━━━━━ Extracted records ━━━━━
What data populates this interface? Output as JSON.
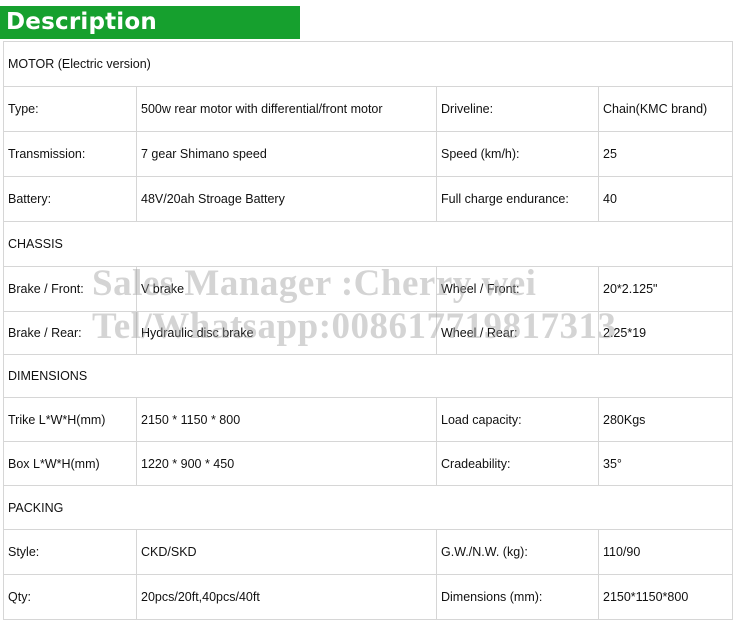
{
  "header": {
    "title": "Description",
    "color": "#16a02e"
  },
  "sections": {
    "motor": "MOTOR (Electric version)",
    "chassis": "CHASSIS",
    "dimensions": "DIMENSIONS",
    "packing": "PACKING"
  },
  "rows": {
    "type": {
      "l1": "Type:",
      "v1": "500w rear motor with differential/front motor",
      "l2": "Driveline:",
      "v2": "Chain(KMC brand)"
    },
    "transmission": {
      "l1": "Transmission:",
      "v1": "7 gear Shimano speed",
      "l2": "Speed (km/h):",
      "v2": "25"
    },
    "battery": {
      "l1": "Battery:",
      "v1": "48V/20ah  Stroage Battery",
      "l2": "Full charge endurance:",
      "v2": "40"
    },
    "brake_front": {
      "l1": "Brake / Front:",
      "v1": "V brake",
      "l2": "Wheel / Front:",
      "v2": "20*2.125\""
    },
    "brake_rear": {
      "l1": "Brake / Rear:",
      "v1": "Hydraulic disc brake",
      "l2": "Wheel / Rear:",
      "v2": "2.25*19"
    },
    "trike": {
      "l1": "Trike  L*W*H(mm)",
      "v1": "2150 * 1150 * 800",
      "l2": "Load capacity:",
      "v2": "280Kgs"
    },
    "box": {
      "l1": "Box  L*W*H(mm)",
      "v1": "1220 * 900 * 450",
      "l2": "Cradeability:",
      "v2": "35°"
    },
    "style": {
      "l1": "Style:",
      "v1": "CKD/SKD",
      "l2": "G.W./N.W. (kg):",
      "v2": "110/90"
    },
    "qty": {
      "l1": "Qty:",
      "v1": "20pcs/20ft,40pcs/40ft",
      "l2": "Dimensions (mm):",
      "v2": "2150*1150*800"
    }
  },
  "watermark": {
    "line1": "Sales Manager :Cherry wei",
    "line2": "Tel/Whatsapp:008617719817313"
  }
}
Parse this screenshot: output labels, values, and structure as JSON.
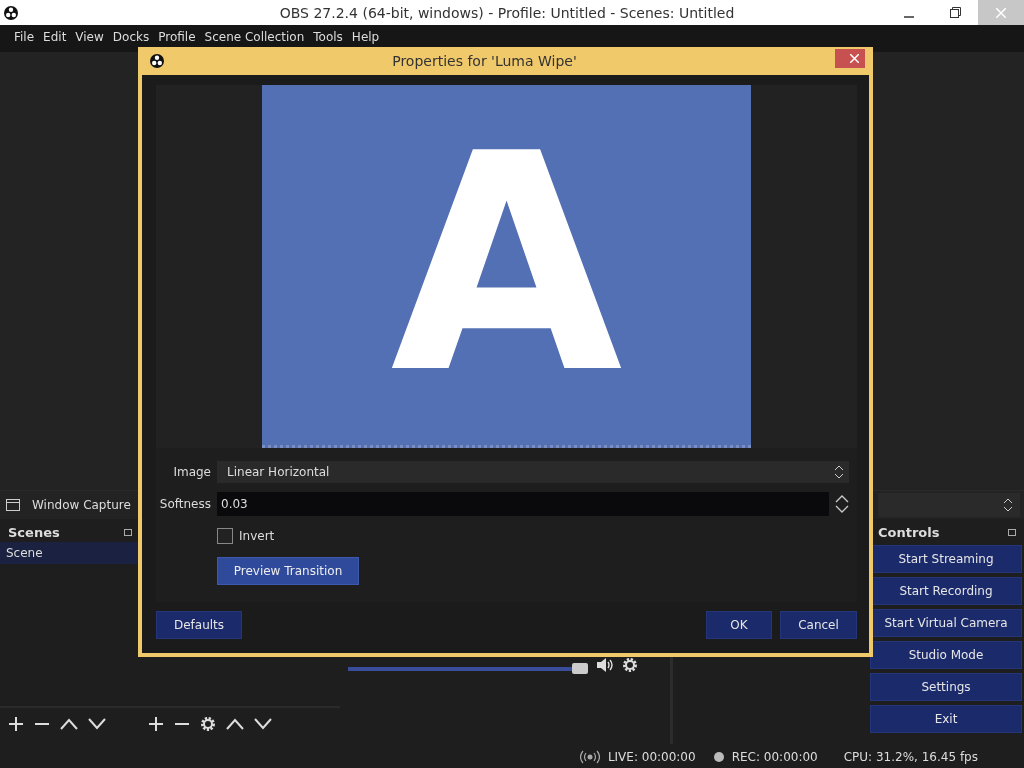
{
  "window": {
    "title": "OBS 27.2.4 (64-bit, windows) - Profile: Untitled - Scenes: Untitled"
  },
  "menu": [
    "File",
    "Edit",
    "View",
    "Docks",
    "Profile",
    "Scene Collection",
    "Tools",
    "Help"
  ],
  "source_bar": {
    "source": "Window Capture"
  },
  "scenes": {
    "title": "Scenes",
    "items": [
      {
        "label": "Scene",
        "selected": true
      }
    ]
  },
  "mixer": {
    "level": 1
  },
  "controls": {
    "title": "Controls",
    "buttons": [
      "Start Streaming",
      "Start Recording",
      "Start Virtual Camera",
      "Studio Mode",
      "Settings",
      "Exit"
    ]
  },
  "status": {
    "live": "LIVE: 00:00:00",
    "rec": "REC: 00:00:00",
    "cpu": "CPU: 31.2%, 16.45 fps"
  },
  "dialog": {
    "title": "Properties for 'Luma Wipe'",
    "preview": {
      "letter": "A"
    },
    "fields": [
      {
        "kind": "select",
        "label": "Image",
        "value": "Linear Horizontal"
      },
      {
        "kind": "spin",
        "label": "Softness",
        "value": "0.03"
      },
      {
        "kind": "checkbox",
        "label": "Invert",
        "checked": false
      },
      {
        "kind": "button",
        "label": "Preview Transition"
      }
    ],
    "buttons_left": [
      "Defaults"
    ],
    "buttons_right": [
      "OK",
      "Cancel"
    ]
  }
}
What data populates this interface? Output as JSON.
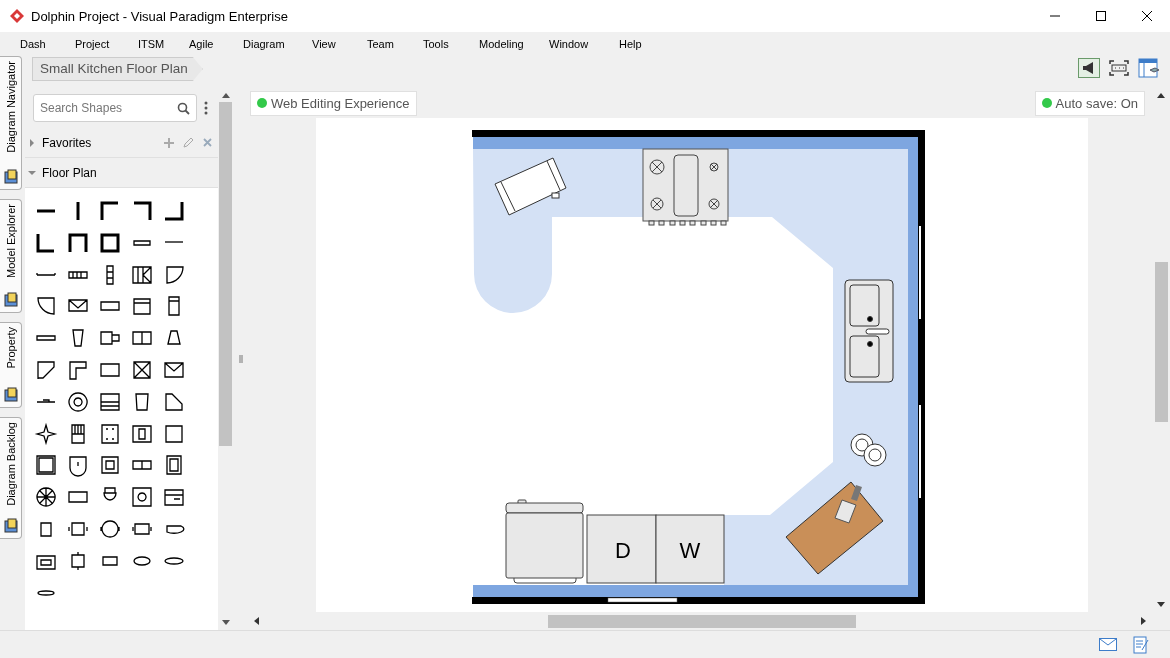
{
  "window": {
    "title": "Dolphin Project - Visual Paradigm Enterprise"
  },
  "menu": [
    "Dash",
    "Project",
    "ITSM",
    "Agile",
    "Diagram",
    "View",
    "Team",
    "Tools",
    "Modeling",
    "Window",
    "Help"
  ],
  "side_tabs": [
    {
      "label": "Diagram Navigator"
    },
    {
      "label": "Model Explorer"
    },
    {
      "label": "Property"
    },
    {
      "label": "Diagram Backlog"
    }
  ],
  "breadcrumb": "Small Kitchen Floor Plan",
  "shapes_panel": {
    "search": {
      "placeholder": "Search Shapes"
    },
    "groups": [
      {
        "label": "Favorites",
        "expanded": false
      },
      {
        "label": "Floor Plan",
        "expanded": true
      }
    ]
  },
  "canvas": {
    "badges": [
      "Web Editing Experience",
      "Auto save: On"
    ],
    "appliance_labels": [
      "D",
      "W"
    ]
  }
}
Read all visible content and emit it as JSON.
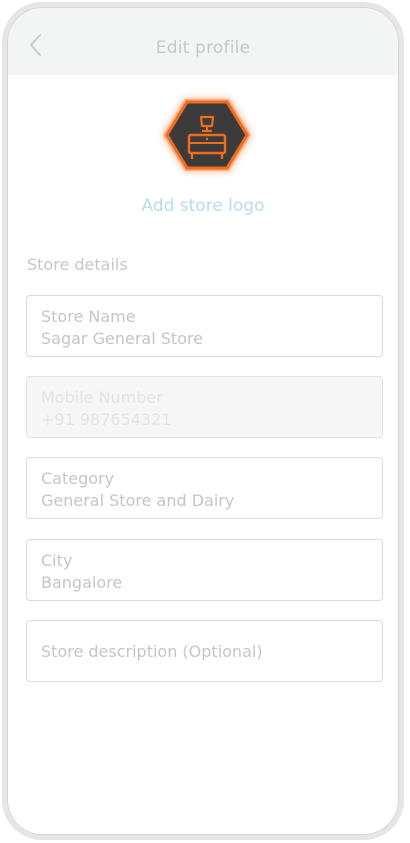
{
  "header": {
    "title": "Edit profile",
    "back_icon": "chevron-left-icon"
  },
  "logo": {
    "icon": "nightstand-lamp-icon",
    "accent_color": "#f26b1d",
    "add_label": "Add store logo"
  },
  "form": {
    "section_title": "Store details",
    "fields": [
      {
        "label": "Store Name",
        "value": "Sagar General Store",
        "disabled": false
      },
      {
        "label": "Mobile Number",
        "value": "+91 987654321",
        "disabled": true
      },
      {
        "label": "Category",
        "value": "General Store and Dairy",
        "disabled": false
      },
      {
        "label": "City",
        "value": "Bangalore",
        "disabled": false
      }
    ],
    "description_placeholder": "Store description (Optional)"
  }
}
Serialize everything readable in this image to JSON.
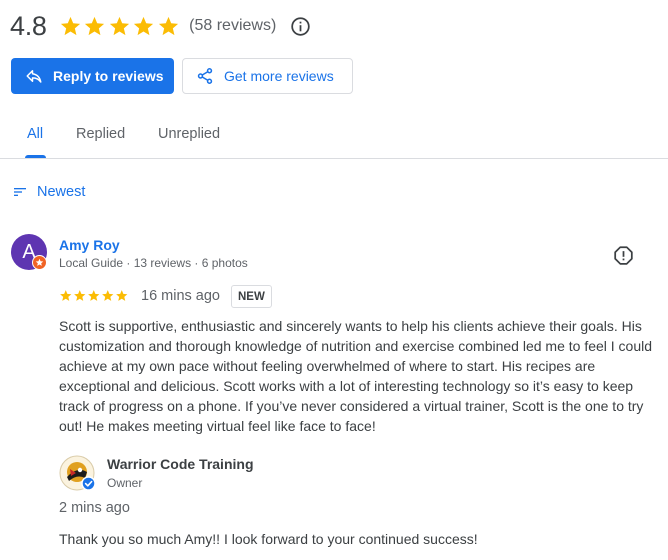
{
  "summary": {
    "rating": "4.8",
    "stars_filled": 5,
    "review_count": "(58 reviews)",
    "star_color": "#fbbc04"
  },
  "actions": {
    "reply_label": "Reply to reviews",
    "get_more_label": "Get more reviews",
    "primary_color": "#1a73e8"
  },
  "tabs": [
    {
      "label": "All",
      "active": true
    },
    {
      "label": "Replied",
      "active": false
    },
    {
      "label": "Unreplied",
      "active": false
    }
  ],
  "sort": {
    "label": "Newest",
    "icon": "sort-icon"
  },
  "review": {
    "avatar_letter": "A",
    "avatar_color": "#5e35b1",
    "badge_color": "#f06325",
    "name": "Amy Roy",
    "meta": "Local Guide · 13 reviews · 6 photos",
    "rating": 5,
    "time": "16 mins ago",
    "badge": "NEW",
    "text": "Scott is supportive, enthusiastic and sincerely wants to help his clients achieve their goals. His customization and thorough knowledge of nutrition and exercise combined led me to feel I could achieve at my own pace without feeling overwhelmed of where to start. His recipes are exceptional and delicious. Scott works with a lot of interesting technology so it’s easy to keep track of progress on a phone. If you’ve never considered a virtual trainer, Scott is the one to try out! He makes meeting virtual feel like face to face!"
  },
  "reply": {
    "owner_name": "Warrior Code Training",
    "owner_role": "Owner",
    "time": "2 mins ago",
    "text": "Thank you so much Amy!! I look forward to your continued success!"
  }
}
━━━━━
Given task – Retype exactly the lines above, starting at the line containing "Serialize everything readable" and ending with the last line, both included; leave out the pictures.

Answer to the problem –
Serialize everything readable in this image to JSON.
{
  "summary": {
    "rating": "4.8",
    "stars_filled": 5,
    "review_count": "(58 reviews)",
    "star_color": "#fbbc04"
  },
  "actions": {
    "reply_label": "Reply to reviews",
    "get_more_label": "Get more reviews",
    "primary_color": "#1a73e8"
  },
  "tabs": [
    {
      "label": "All",
      "active": true
    },
    {
      "label": "Replied",
      "active": false
    },
    {
      "label": "Unreplied",
      "active": false
    }
  ],
  "sort": {
    "label": "Newest",
    "icon": "sort-icon"
  },
  "review": {
    "avatar_letter": "A",
    "avatar_color": "#5e35b1",
    "badge_color": "#f06325",
    "name": "Amy Roy",
    "meta": "Local Guide · 13 reviews · 6 photos",
    "rating": 5,
    "time": "16 mins ago",
    "badge": "NEW",
    "text": "Scott is supportive, enthusiastic and sincerely wants to help his clients achieve their goals. His customization and thorough knowledge of nutrition and exercise combined led me to feel I could achieve at my own pace without feeling overwhelmed of where to start. His recipes are exceptional and delicious. Scott works with a lot of interesting technology so it’s easy to keep track of progress on a phone. If you’ve never considered a virtual trainer, Scott is the one to try out! He makes meeting virtual feel like face to face!"
  },
  "reply": {
    "owner_name": "Warrior Code Training",
    "owner_role": "Owner",
    "time": "2 mins ago",
    "text": "Thank you so much Amy!! I look forward to your continued success!"
  }
}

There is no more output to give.